%%
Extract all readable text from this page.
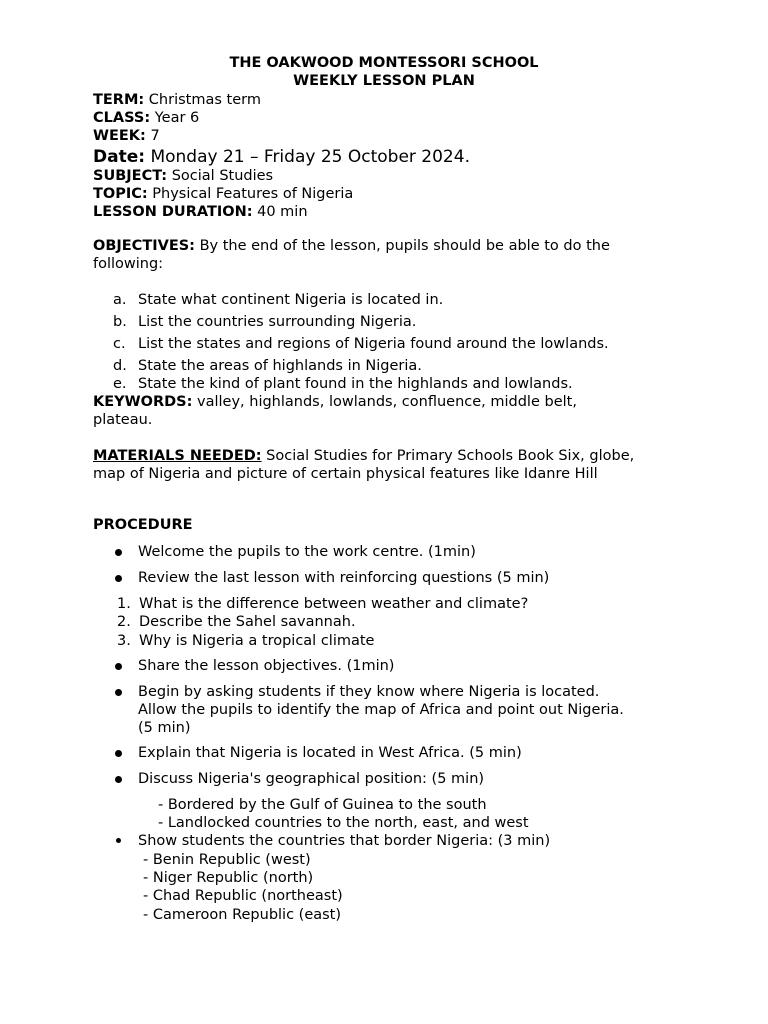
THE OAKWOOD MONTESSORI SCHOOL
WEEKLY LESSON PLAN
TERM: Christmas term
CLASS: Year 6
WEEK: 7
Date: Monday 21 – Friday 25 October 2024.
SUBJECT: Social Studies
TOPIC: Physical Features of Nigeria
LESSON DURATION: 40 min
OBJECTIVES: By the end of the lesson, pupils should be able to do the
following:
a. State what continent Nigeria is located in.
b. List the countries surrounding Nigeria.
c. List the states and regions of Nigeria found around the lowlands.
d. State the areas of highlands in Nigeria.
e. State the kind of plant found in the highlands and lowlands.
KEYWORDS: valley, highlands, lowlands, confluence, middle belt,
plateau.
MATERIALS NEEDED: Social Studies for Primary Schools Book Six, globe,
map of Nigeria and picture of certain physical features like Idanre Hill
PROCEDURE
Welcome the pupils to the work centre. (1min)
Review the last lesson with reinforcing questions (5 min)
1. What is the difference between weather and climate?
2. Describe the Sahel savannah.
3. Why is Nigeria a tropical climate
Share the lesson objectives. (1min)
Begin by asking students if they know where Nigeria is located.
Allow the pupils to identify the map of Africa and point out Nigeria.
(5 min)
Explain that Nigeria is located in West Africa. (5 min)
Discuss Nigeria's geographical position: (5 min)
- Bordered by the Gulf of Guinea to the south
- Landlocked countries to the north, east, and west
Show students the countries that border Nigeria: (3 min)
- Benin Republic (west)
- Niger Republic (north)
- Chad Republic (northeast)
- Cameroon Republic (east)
%%
%%
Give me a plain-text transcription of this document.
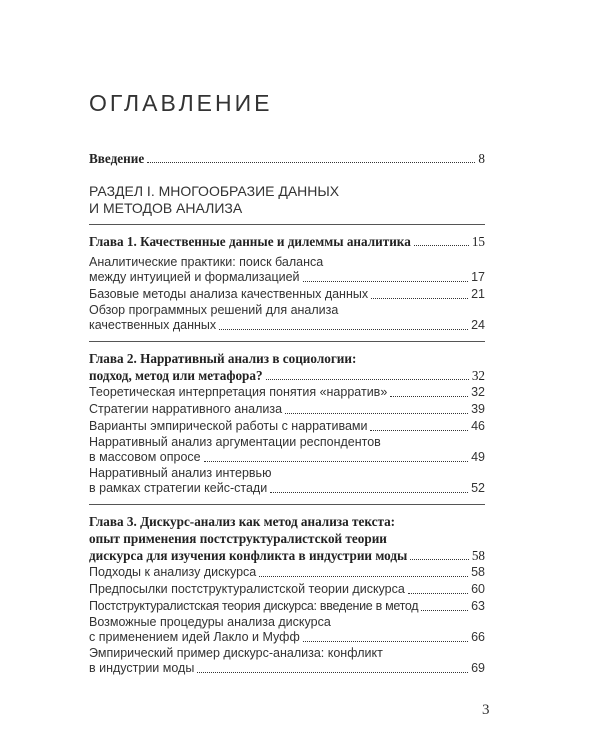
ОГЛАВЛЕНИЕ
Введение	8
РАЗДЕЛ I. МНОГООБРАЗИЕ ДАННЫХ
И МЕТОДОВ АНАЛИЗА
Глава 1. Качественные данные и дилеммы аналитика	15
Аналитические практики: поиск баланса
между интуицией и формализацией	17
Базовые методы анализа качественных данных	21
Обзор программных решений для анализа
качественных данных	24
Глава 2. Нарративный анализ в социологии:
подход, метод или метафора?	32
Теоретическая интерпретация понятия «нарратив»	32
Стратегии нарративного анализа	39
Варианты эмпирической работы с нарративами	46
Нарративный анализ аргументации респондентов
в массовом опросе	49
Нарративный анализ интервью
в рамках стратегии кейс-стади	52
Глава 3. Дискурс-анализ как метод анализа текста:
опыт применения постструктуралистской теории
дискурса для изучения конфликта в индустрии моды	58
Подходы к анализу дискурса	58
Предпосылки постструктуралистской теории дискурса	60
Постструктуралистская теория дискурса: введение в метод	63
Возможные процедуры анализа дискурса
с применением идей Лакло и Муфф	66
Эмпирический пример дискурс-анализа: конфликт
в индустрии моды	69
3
%%
Aim> Pull every line containing the word "text" out of the material and copy it.

Task response>
Extract all readable text from this page.
Give me a plain-text transcription of this document.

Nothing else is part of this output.